Given exercise.
Every line must be returned precisely as it is written.

# START OF Input

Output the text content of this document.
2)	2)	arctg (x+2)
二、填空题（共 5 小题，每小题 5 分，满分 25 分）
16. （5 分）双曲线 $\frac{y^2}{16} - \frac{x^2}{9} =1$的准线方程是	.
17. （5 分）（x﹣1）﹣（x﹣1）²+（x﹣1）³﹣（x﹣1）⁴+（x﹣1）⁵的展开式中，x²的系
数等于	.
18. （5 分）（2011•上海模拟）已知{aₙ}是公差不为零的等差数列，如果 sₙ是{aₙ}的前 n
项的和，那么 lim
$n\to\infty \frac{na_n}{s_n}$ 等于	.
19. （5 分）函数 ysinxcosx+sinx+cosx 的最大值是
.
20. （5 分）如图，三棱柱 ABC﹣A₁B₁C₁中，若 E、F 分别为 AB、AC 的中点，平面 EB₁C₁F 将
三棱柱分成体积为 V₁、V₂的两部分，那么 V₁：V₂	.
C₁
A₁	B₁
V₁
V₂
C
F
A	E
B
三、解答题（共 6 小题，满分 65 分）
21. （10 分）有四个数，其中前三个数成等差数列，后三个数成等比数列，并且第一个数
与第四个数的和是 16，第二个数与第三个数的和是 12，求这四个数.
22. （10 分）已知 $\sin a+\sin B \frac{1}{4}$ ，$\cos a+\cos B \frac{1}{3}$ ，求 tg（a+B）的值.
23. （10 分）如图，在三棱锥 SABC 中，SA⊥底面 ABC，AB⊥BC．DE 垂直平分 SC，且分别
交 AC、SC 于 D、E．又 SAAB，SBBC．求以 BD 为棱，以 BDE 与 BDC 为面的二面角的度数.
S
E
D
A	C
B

# END OF Input

Answer to this problem.
Output the text content of this document.
2)	2)	arctg (x+2)
二、填空题（共 5 小题，每小题 5 分，满分 25 分）
16. （5 分）双曲线 $\frac{y^2}{16} - \frac{x^2}{9} =1$的准线方程是	.
17. （5 分）（x﹣1）﹣（x﹣1）²+（x﹣1）³﹣（x﹣1）⁴+（x﹣1）⁵的展开式中，x²的系
数等于	.
18. （5 分）（2011•上海模拟）已知{aₙ}是公差不为零的等差数列，如果 sₙ是{aₙ}的前 n
项的和，那么 lim
$n\to\infty \frac{na_n}{s_n}$ 等于	.
19. （5 分）函数 ysinxcosx+sinx+cosx 的最大值是
.
20. （5 分）如图，三棱柱 ABC﹣A₁B₁C₁中，若 E、F 分别为 AB、AC 的中点，平面 EB₁C₁F 将
三棱柱分成体积为 V₁、V₂的两部分，那么 V₁：V₂	.
C₁
A₁	B₁
V₁
V₂
C
F
A	E
B
三、解答题（共 6 小题，满分 65 分）
21. （10 分）有四个数，其中前三个数成等差数列，后三个数成等比数列，并且第一个数
与第四个数的和是 16，第二个数与第三个数的和是 12，求这四个数.
22. （10 分）已知 $\sin a+\sin B \frac{1}{4}$ ，$\cos a+\cos B \frac{1}{3}$ ，求 tg（a+B）的值.
23. （10 分）如图，在三棱锥 SABC 中，SA⊥底面 ABC，AB⊥BC．DE 垂直平分 SC，且分别
交 AC、SC 于 D、E．又 SAAB，SBBC．求以 BD 为棱，以 BDE 与 BDC 为面的二面角的度数.
S
E
D
A	C
B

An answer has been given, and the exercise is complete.